GOAL OF THE EXERCISE: The listing below should be copied in full, word for word.

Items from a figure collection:
* START *

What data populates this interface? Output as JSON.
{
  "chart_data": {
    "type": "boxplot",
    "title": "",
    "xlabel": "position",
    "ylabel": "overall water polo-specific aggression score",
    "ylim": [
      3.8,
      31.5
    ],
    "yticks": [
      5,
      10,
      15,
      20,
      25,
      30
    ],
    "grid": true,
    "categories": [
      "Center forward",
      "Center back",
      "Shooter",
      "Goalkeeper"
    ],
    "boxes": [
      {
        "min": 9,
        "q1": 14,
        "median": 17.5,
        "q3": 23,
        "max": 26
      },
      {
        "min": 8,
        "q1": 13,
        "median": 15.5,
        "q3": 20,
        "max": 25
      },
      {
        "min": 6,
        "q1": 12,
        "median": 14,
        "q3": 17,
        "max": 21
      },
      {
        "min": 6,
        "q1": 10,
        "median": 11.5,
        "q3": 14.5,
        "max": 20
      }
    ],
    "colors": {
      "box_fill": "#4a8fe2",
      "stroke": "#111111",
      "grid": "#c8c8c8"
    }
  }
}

* END *

CORRECT RESULT:
What data populates this interface? Output as JSON.
{
  "chart_data": {
    "type": "boxplot",
    "title": "",
    "xlabel": "position",
    "ylabel": "overall water polo-specific aggression score",
    "ylim": [
      3.8,
      31.5
    ],
    "yticks": [
      5,
      10,
      15,
      20,
      25,
      30
    ],
    "grid": true,
    "categories": [
      "Center forward",
      "Center back",
      "Shooter",
      "Goalkeeper"
    ],
    "boxes": [
      {
        "min": 9,
        "q1": 14,
        "median": 17.5,
        "q3": 23,
        "max": 26
      },
      {
        "min": 8,
        "q1": 13,
        "median": 15.5,
        "q3": 20,
        "max": 25
      },
      {
        "min": 6,
        "q1": 12,
        "median": 14,
        "q3": 17,
        "max": 21
      },
      {
        "min": 6,
        "q1": 10,
        "median": 11.5,
        "q3": 14.5,
        "max": 20
      }
    ],
    "colors": {
      "box_fill": "#4a8fe2",
      "stroke": "#111111",
      "grid": "#c8c8c8"
    }
  }
}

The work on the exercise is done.